** BEGIN **

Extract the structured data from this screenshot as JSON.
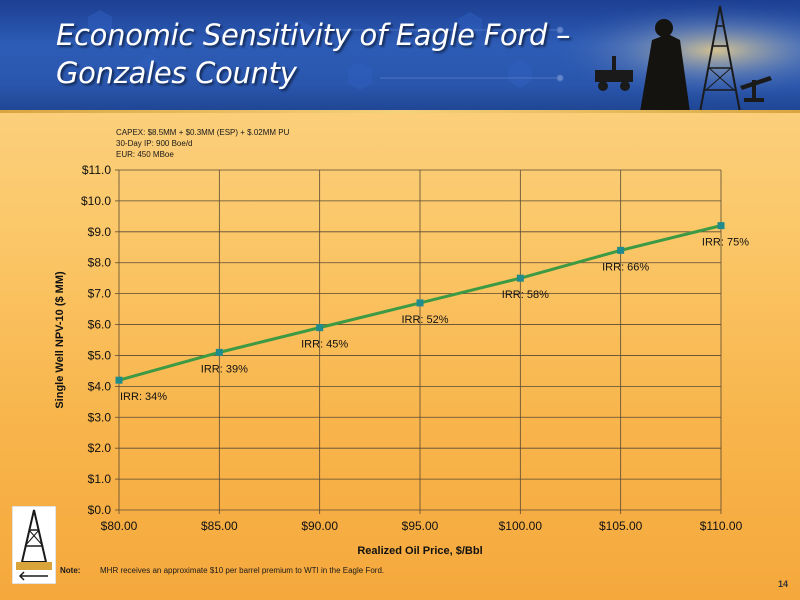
{
  "slide": {
    "title_line1": "Economic Sensitivity of Eagle Ford –",
    "title_line2": "Gonzales County",
    "page_number": "14",
    "footnote_label": "Note:",
    "footnote_text": "MHR receives an approximate $10 per barrel premium to WTI in the Eagle Ford."
  },
  "chart_notes": [
    "CAPEX: $8.5MM + $0.3MM (ESP) + $.02MM PU",
    "30-Day IP: 900 Boe/d",
    "EUR: 450 MBoe"
  ],
  "colors": {
    "line": "#3d9a44",
    "marker": "#1f8b8d",
    "grid": "#5a4a34"
  },
  "chart_data": {
    "type": "line",
    "xlabel": "Realized Oil Price, $/Bbl",
    "ylabel": "Single Well NPV-10 ($ MM)",
    "xlim": [
      80,
      110
    ],
    "ylim": [
      0,
      11
    ],
    "x_ticks": [
      "$80.00",
      "$85.00",
      "$90.00",
      "$95.00",
      "$100.00",
      "$105.00",
      "$110.00"
    ],
    "y_ticks": [
      "$0.0",
      "$1.0",
      "$2.0",
      "$3.0",
      "$4.0",
      "$5.0",
      "$6.0",
      "$7.0",
      "$8.0",
      "$9.0",
      "$10.0",
      "$11.0"
    ],
    "grid": true,
    "series": [
      {
        "x": [
          80,
          85,
          90,
          95,
          100,
          105,
          110
        ],
        "values": [
          4.2,
          5.1,
          5.9,
          6.7,
          7.5,
          8.4,
          9.2
        ],
        "labels": [
          "IRR: 34%",
          "IRR: 39%",
          "IRR: 45%",
          "IRR: 52%",
          "IRR: 58%",
          "IRR: 66%",
          "IRR: 75%"
        ]
      }
    ]
  }
}
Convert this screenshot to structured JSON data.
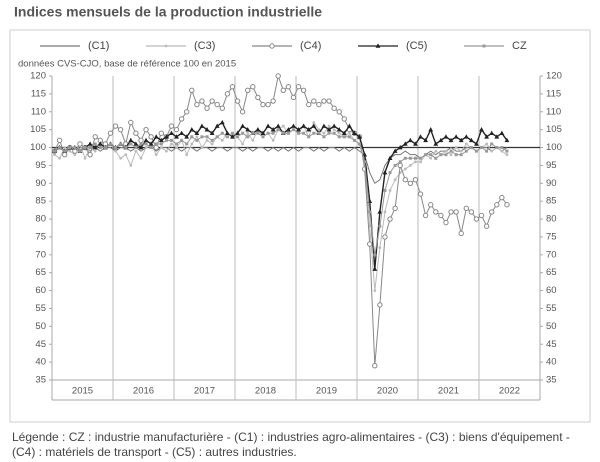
{
  "chart_data": {
    "type": "line",
    "title": "Indices mensuels de la production industrielle",
    "subtitle": "données CVS-CJO, base de référence 100 en 2015",
    "footnote": "Légende : CZ : industrie manufacturière - (C1) : industries agro-alimentaires - (C3) : biens d'équipement - (C4) : matériels de transport - (C5) : autres industries.",
    "categories": [
      null,
      null,
      null,
      null,
      null,
      null,
      "2015",
      null,
      null,
      null,
      null,
      null,
      null,
      null,
      null,
      null,
      null,
      null,
      "2016",
      null,
      null,
      null,
      null,
      null,
      null,
      null,
      null,
      null,
      null,
      null,
      "2017",
      null,
      null,
      null,
      null,
      null,
      null,
      null,
      null,
      null,
      null,
      null,
      "2018",
      null,
      null,
      null,
      null,
      null,
      null,
      null,
      null,
      null,
      null,
      null,
      "2019",
      null,
      null,
      null,
      null,
      null,
      null,
      null,
      null,
      null,
      null,
      null,
      "2020",
      null,
      null,
      null,
      null,
      null,
      null,
      null,
      null,
      null,
      null,
      null,
      "2021",
      null,
      null,
      null,
      null,
      null,
      null,
      null,
      null,
      null,
      null,
      null,
      "2022",
      null,
      null,
      null,
      null,
      null
    ],
    "ylim": [
      35,
      120
    ],
    "yticks": [
      35,
      40,
      45,
      50,
      55,
      60,
      65,
      70,
      75,
      80,
      85,
      90,
      95,
      100,
      105,
      110,
      115,
      120
    ],
    "reference_line": 100,
    "series": [
      {
        "name": "(C1)",
        "color": "#777777",
        "marker": "none",
        "values": [
          99,
          100,
          99,
          100,
          99,
          100,
          100,
          99,
          100,
          99,
          100,
          100,
          99,
          100,
          100,
          99,
          100,
          99,
          100,
          100,
          99,
          100,
          100,
          99,
          100,
          99,
          100,
          100,
          99,
          100,
          100,
          99,
          100,
          100,
          99,
          100,
          100,
          99,
          100,
          99,
          100,
          100,
          99,
          100,
          99,
          100,
          99,
          100,
          99,
          100,
          100,
          99,
          100,
          99,
          100,
          100,
          99,
          100,
          99,
          100,
          99,
          98,
          93,
          90,
          91,
          95,
          97,
          98,
          98,
          99,
          98,
          98,
          97,
          98,
          99,
          98,
          99,
          99,
          100,
          99,
          99,
          100,
          100,
          99,
          100,
          100,
          99,
          100,
          99,
          100,
          null,
          null,
          null,
          null,
          null,
          null
        ]
      },
      {
        "name": "(C3)",
        "color": "#bbbbbb",
        "marker": "dot",
        "values": [
          98,
          97,
          100,
          99,
          98,
          101,
          97,
          100,
          99,
          102,
          100,
          101,
          99,
          97,
          98,
          95,
          99,
          97,
          100,
          101,
          98,
          100,
          99,
          101,
          100,
          102,
          98,
          101,
          103,
          100,
          102,
          101,
          103,
          102,
          104,
          103,
          103,
          101,
          104,
          102,
          105,
          103,
          104,
          102,
          105,
          106,
          104,
          105,
          104,
          106,
          103,
          107,
          105,
          104,
          106,
          105,
          104,
          103,
          104,
          102,
          101,
          96,
          78,
          60,
          72,
          82,
          88,
          91,
          93,
          94,
          95,
          96,
          96,
          98,
          97,
          99,
          98,
          99,
          98,
          100,
          99,
          101,
          100,
          99,
          100,
          101,
          99,
          100,
          99,
          98,
          null,
          null,
          null,
          null,
          null,
          null
        ]
      },
      {
        "name": "(C4)",
        "color": "#888888",
        "marker": "circle",
        "values": [
          99,
          102,
          98,
          100,
          99,
          101,
          100,
          98,
          103,
          102,
          101,
          104,
          106,
          105,
          101,
          107,
          104,
          102,
          105,
          103,
          100,
          104,
          103,
          106,
          105,
          108,
          110,
          116,
          112,
          113,
          111,
          113,
          112,
          111,
          115,
          117,
          113,
          110,
          116,
          117,
          114,
          112,
          112,
          113,
          120,
          116,
          117,
          114,
          117,
          116,
          112,
          113,
          112,
          113,
          113,
          111,
          110,
          108,
          105,
          104,
          103,
          94,
          73,
          39,
          56,
          75,
          80,
          83,
          95,
          91,
          90,
          91,
          87,
          81,
          84,
          82,
          81,
          79,
          82,
          82,
          76,
          83,
          82,
          80,
          81,
          78,
          82,
          84,
          86,
          84,
          null,
          null,
          null,
          null,
          null,
          null
        ]
      },
      {
        "name": "(C5)",
        "color": "#222222",
        "marker": "triangle",
        "values": [
          99,
          100,
          99,
          100,
          100,
          99,
          100,
          101,
          100,
          101,
          100,
          101,
          100,
          101,
          100,
          102,
          101,
          100,
          102,
          101,
          103,
          102,
          103,
          104,
          103,
          104,
          103,
          105,
          104,
          106,
          105,
          104,
          106,
          107,
          104,
          103,
          104,
          106,
          105,
          104,
          105,
          104,
          106,
          105,
          106,
          104,
          105,
          106,
          105,
          106,
          105,
          106,
          104,
          106,
          105,
          106,
          105,
          104,
          106,
          104,
          103,
          98,
          85,
          66,
          82,
          93,
          97,
          99,
          100,
          101,
          102,
          101,
          103,
          102,
          105,
          101,
          102,
          103,
          102,
          103,
          102,
          103,
          102,
          101,
          105,
          103,
          104,
          103,
          104,
          102,
          null,
          null,
          null,
          null,
          null,
          null
        ]
      },
      {
        "name": "CZ",
        "color": "#999999",
        "marker": "square",
        "values": [
          99,
          100,
          99,
          100,
          100,
          99,
          100,
          100,
          101,
          100,
          100,
          101,
          100,
          101,
          100,
          101,
          100,
          101,
          101,
          100,
          101,
          101,
          102,
          102,
          101,
          102,
          101,
          103,
          102,
          103,
          103,
          102,
          103,
          104,
          103,
          104,
          103,
          104,
          103,
          104,
          104,
          103,
          104,
          104,
          105,
          104,
          104,
          105,
          104,
          104,
          103,
          104,
          104,
          103,
          104,
          104,
          103,
          103,
          103,
          102,
          101,
          96,
          82,
          70,
          78,
          88,
          93,
          95,
          96,
          97,
          97,
          97,
          97,
          98,
          98,
          97,
          98,
          98,
          99,
          98,
          98,
          99,
          100,
          99,
          100,
          99,
          101,
          100,
          100,
          99,
          null,
          null,
          null,
          null,
          null,
          null
        ]
      }
    ]
  }
}
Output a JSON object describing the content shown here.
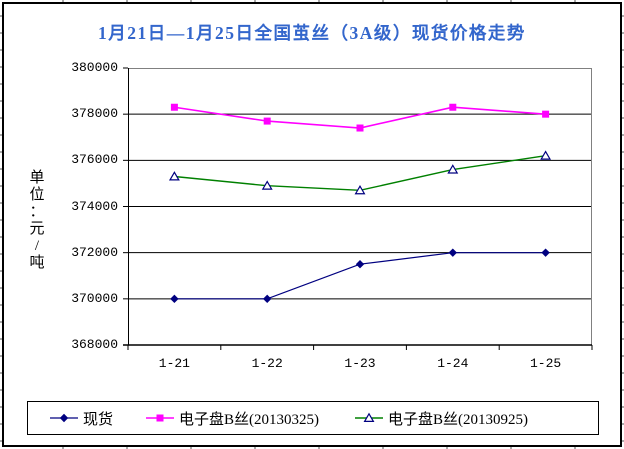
{
  "title": "1月21日—1月25日全国茧丝（3A级）现货价格走势",
  "unit_label": "单\n位\n：\n元\n/\n吨",
  "chart_data": {
    "type": "line",
    "title": "1月21日—1月25日全国茧丝（3A级）现货价格走势",
    "ylabel": "单位：元/吨",
    "xlabel": "",
    "categories": [
      "1-21",
      "1-22",
      "1-23",
      "1-24",
      "1-25"
    ],
    "series": [
      {
        "name": "现货",
        "values": [
          370000,
          370000,
          371500,
          372000,
          372000
        ],
        "color": "#000080",
        "marker": "diamond",
        "marker_color": "#000080",
        "line_width": 1.2
      },
      {
        "name": "电子盘B丝(20130325)",
        "values": [
          378300,
          377700,
          377400,
          378300,
          378000
        ],
        "color": "#FF00FF",
        "marker": "square",
        "marker_color": "#FF00FF",
        "line_width": 1.6
      },
      {
        "name": "电子盘B丝(20130925)",
        "values": [
          375300,
          374900,
          374700,
          375600,
          376200
        ],
        "color": "#008000",
        "marker": "triangle-open",
        "marker_color": "#000080",
        "line_width": 1.4
      }
    ],
    "ylim": [
      368000,
      380000
    ],
    "yticks": [
      380000,
      378000,
      376000,
      374000,
      372000,
      370000,
      368000
    ],
    "grid": true,
    "legend_position": "bottom"
  },
  "colors": {
    "title_text": "#3366CC",
    "grid_line": "#000000",
    "plot_border": "#808080",
    "axis_line": "#000000",
    "background": "#FFFFFF"
  }
}
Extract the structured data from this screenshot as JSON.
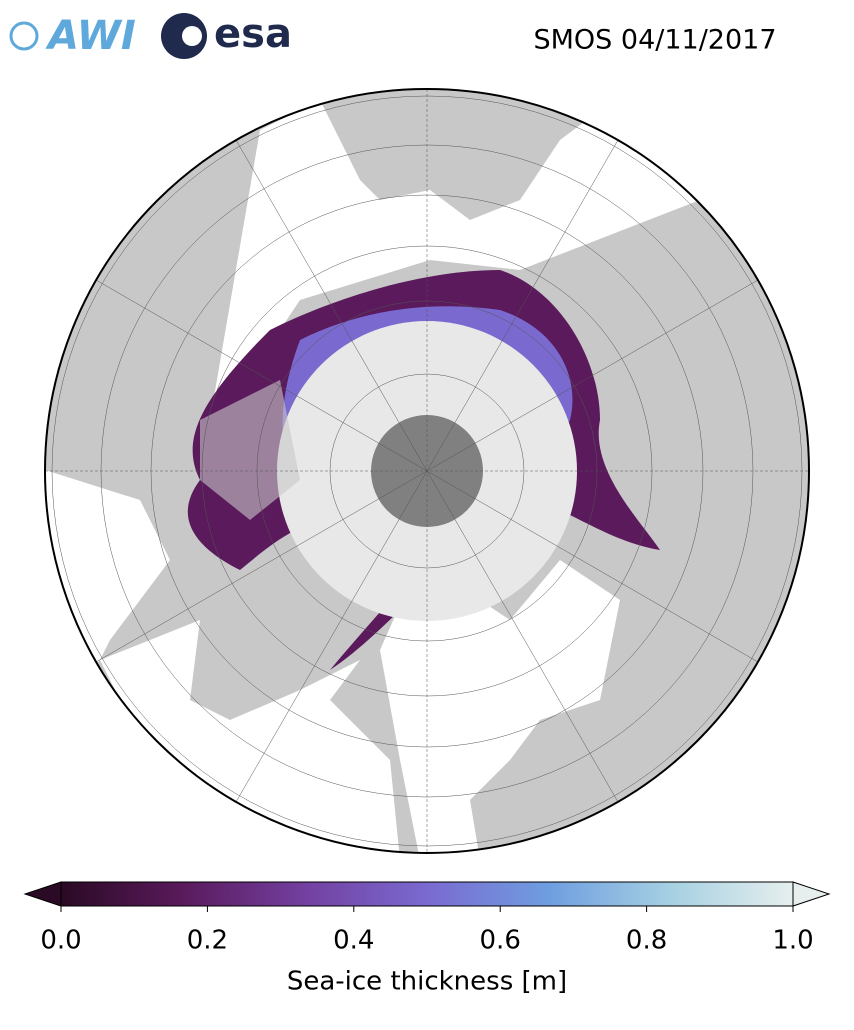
{
  "header": {
    "title": "SMOS 04/11/2017",
    "logos": [
      "AWI",
      "esa"
    ]
  },
  "colorbar": {
    "label": "Sea-ice thickness [m]",
    "lim": [
      0,
      1
    ],
    "ticks": [
      {
        "value": 0,
        "label": "0.0"
      },
      {
        "value": 0.2,
        "label": "0.2"
      },
      {
        "value": 0.4,
        "label": "0.4"
      },
      {
        "value": 0.6,
        "label": "0.6"
      },
      {
        "value": 0.8,
        "label": "0.8"
      },
      {
        "value": 1,
        "label": "1.0"
      }
    ],
    "colors": [
      "#2a0a24",
      "#5a1a5c",
      "#7340a0",
      "#7a6ad0",
      "#6f9ee0",
      "#a6d0e2",
      "#e6efee"
    ]
  }
}
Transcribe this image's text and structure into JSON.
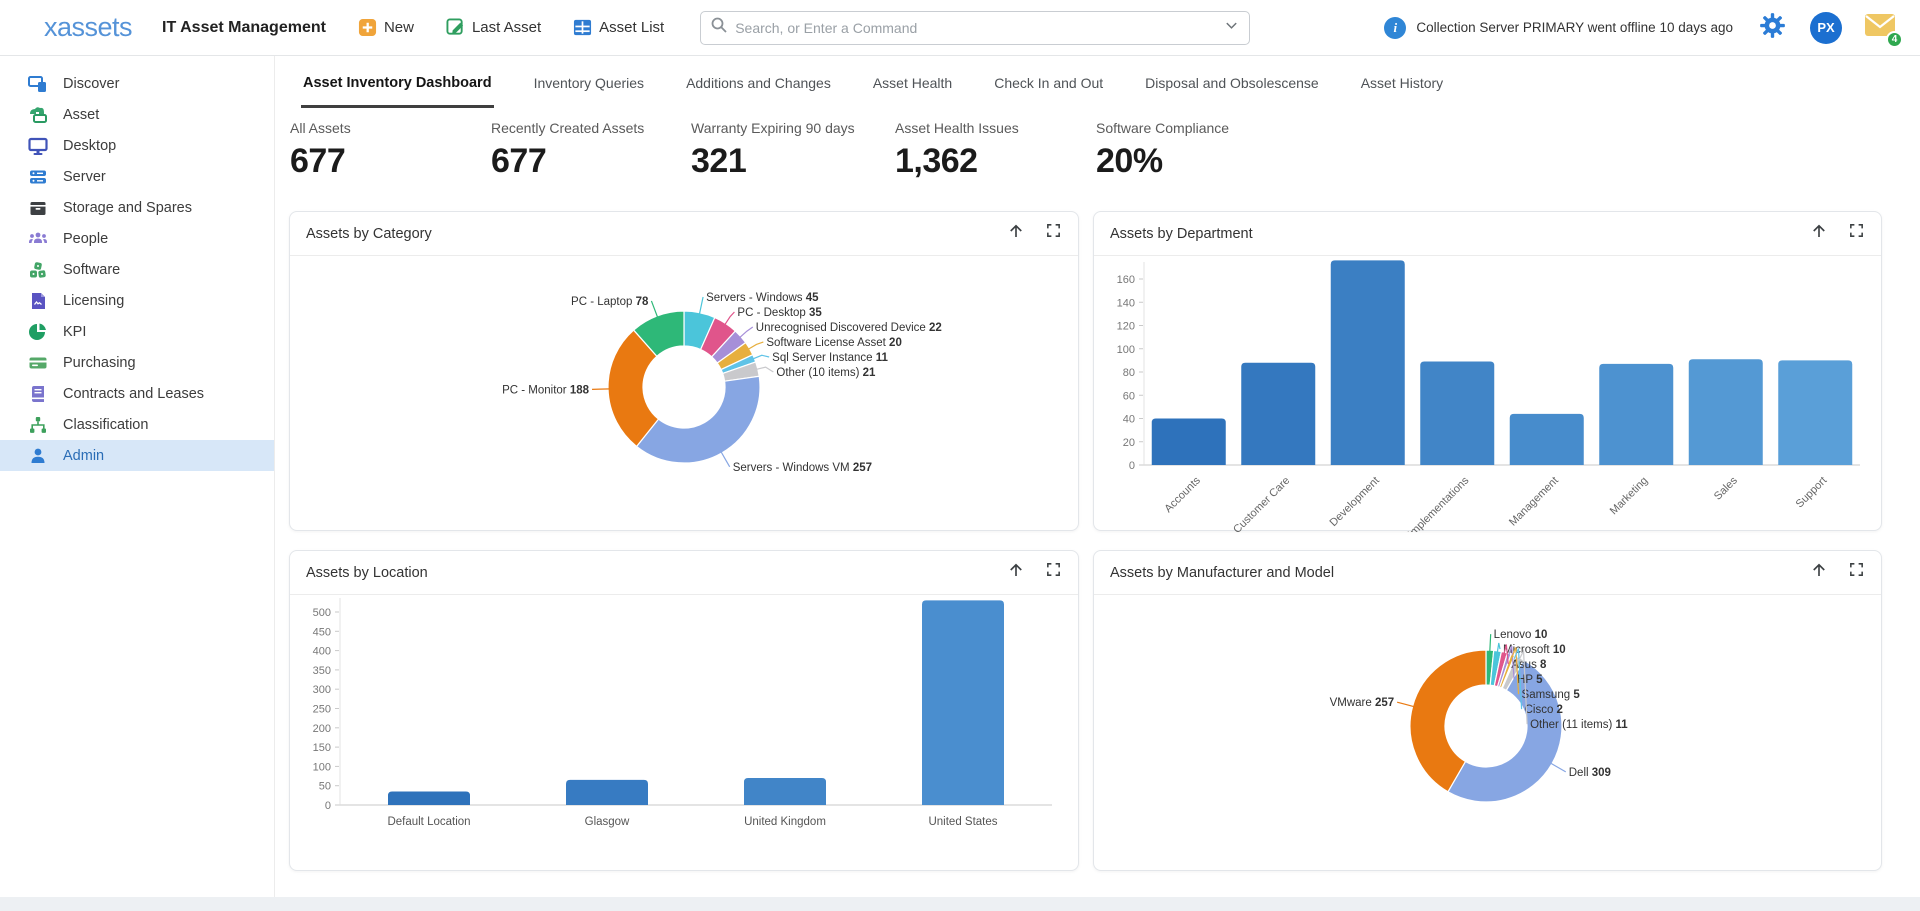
{
  "topbar": {
    "logo": "xassets",
    "app_title": "IT Asset Management",
    "actions": [
      {
        "label": "New",
        "icon": "plus-icon"
      },
      {
        "label": "Last Asset",
        "icon": "edit-icon"
      },
      {
        "label": "Asset List",
        "icon": "table-icon"
      }
    ],
    "search": {
      "placeholder": "Search, or Enter a Command"
    },
    "notification": "Collection Server PRIMARY went offline 10 days ago",
    "avatar_initials": "PX",
    "mail_badge": "4"
  },
  "sidebar": {
    "items": [
      {
        "label": "Discover"
      },
      {
        "label": "Asset"
      },
      {
        "label": "Desktop"
      },
      {
        "label": "Server"
      },
      {
        "label": "Storage and Spares"
      },
      {
        "label": "People"
      },
      {
        "label": "Software"
      },
      {
        "label": "Licensing"
      },
      {
        "label": "KPI"
      },
      {
        "label": "Purchasing"
      },
      {
        "label": "Contracts and Leases"
      },
      {
        "label": "Classification"
      },
      {
        "label": "Admin"
      }
    ],
    "active_item": "Admin"
  },
  "tabs": [
    {
      "label": "Asset Inventory Dashboard",
      "active": true
    },
    {
      "label": "Inventory Queries",
      "active": false
    },
    {
      "label": "Additions and Changes",
      "active": false
    },
    {
      "label": "Asset Health",
      "active": false
    },
    {
      "label": "Check In and Out",
      "active": false
    },
    {
      "label": "Disposal and Obsolescense",
      "active": false
    },
    {
      "label": "Asset History",
      "active": false
    }
  ],
  "kpis": [
    {
      "label": "All Assets",
      "value": "677"
    },
    {
      "label": "Recently Created Assets",
      "value": "677"
    },
    {
      "label": "Warranty Expiring 90 days",
      "value": "321"
    },
    {
      "label": "Asset Health Issues",
      "value": "1,362"
    },
    {
      "label": "Software Compliance",
      "value": "20%"
    }
  ],
  "chart_data": [
    {
      "type": "pie",
      "subtype": "donut",
      "title": "Assets by Category",
      "slices": [
        {
          "label": "Servers - Windows",
          "value": 45,
          "color": "#4bc5da"
        },
        {
          "label": "PC - Desktop",
          "value": 35,
          "color": "#e0558b"
        },
        {
          "label": "Unrecognised Discovered Device",
          "value": 22,
          "color": "#a68fd8"
        },
        {
          "label": "Software License Asset",
          "value": 20,
          "color": "#e7af3e"
        },
        {
          "label": "Sql Server Instance",
          "value": 11,
          "color": "#5fc3e7"
        },
        {
          "label": "Other (10 items)",
          "value": 21,
          "color": "#c9c9cc"
        },
        {
          "label": "Servers - Windows VM",
          "value": 257,
          "color": "#87a6e3"
        },
        {
          "label": "PC - Monitor",
          "value": 188,
          "color": "#e97911"
        },
        {
          "label": "PC - Laptop",
          "value": 78,
          "color": "#2eb878"
        }
      ]
    },
    {
      "type": "bar",
      "title": "Assets by Department",
      "categories": [
        "Accounts",
        "Customer Care",
        "Development",
        "Implementations",
        "Management",
        "Marketing",
        "Sales",
        "Support"
      ],
      "values": [
        40,
        88,
        176,
        89,
        44,
        87,
        91,
        90
      ],
      "ylim": [
        0,
        160
      ],
      "tick_step": 20,
      "rotated_labels": true,
      "bar_color_start": "#2e72bb",
      "bar_color_end": "#5a9fd8"
    },
    {
      "type": "bar",
      "title": "Assets by Location",
      "categories": [
        "Default Location",
        "Glasgow",
        "United Kingdom",
        "United States"
      ],
      "values": [
        35,
        65,
        70,
        530
      ],
      "ylim": [
        0,
        500
      ],
      "tick_step": 50,
      "rotated_labels": false,
      "bar_color_start": "#2e72bb",
      "bar_color_end": "#4a8ecf"
    },
    {
      "type": "pie",
      "subtype": "donut",
      "title": "Assets by Manufacturer and Model",
      "slices": [
        {
          "label": "Lenovo",
          "value": 10,
          "color": "#2eb878"
        },
        {
          "label": "Microsoft",
          "value": 10,
          "color": "#4bc5da"
        },
        {
          "label": "Asus",
          "value": 8,
          "color": "#e0558b"
        },
        {
          "label": "HP",
          "value": 5,
          "color": "#a68fd8"
        },
        {
          "label": "Samsung",
          "value": 5,
          "color": "#e7af3e"
        },
        {
          "label": "Cisco",
          "value": 2,
          "color": "#5fc3e7"
        },
        {
          "label": "Other (11 items)",
          "value": 11,
          "color": "#c9c9cc"
        },
        {
          "label": "Dell",
          "value": 309,
          "color": "#87a6e3"
        },
        {
          "label": "VMware",
          "value": 257,
          "color": "#e97911"
        }
      ]
    }
  ]
}
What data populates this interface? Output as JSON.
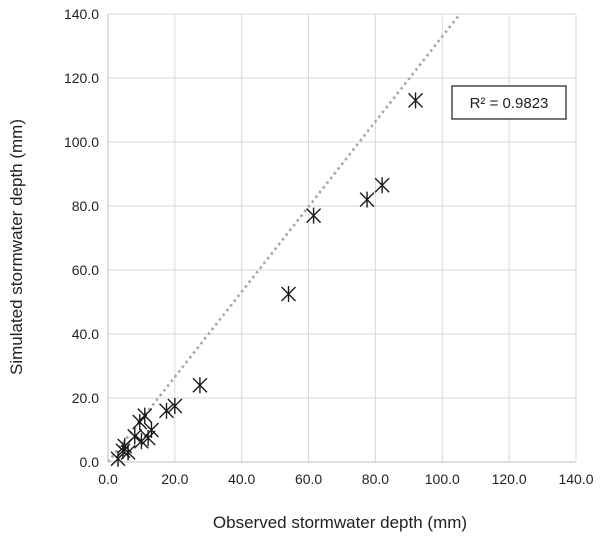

** END **

◆ **The problem**: Pick out the lines containing the string "items" and show them.

◆ **Completed task**:
    "items": [
          "label": "Other (10 items)",
          "label": "Other (11 items)",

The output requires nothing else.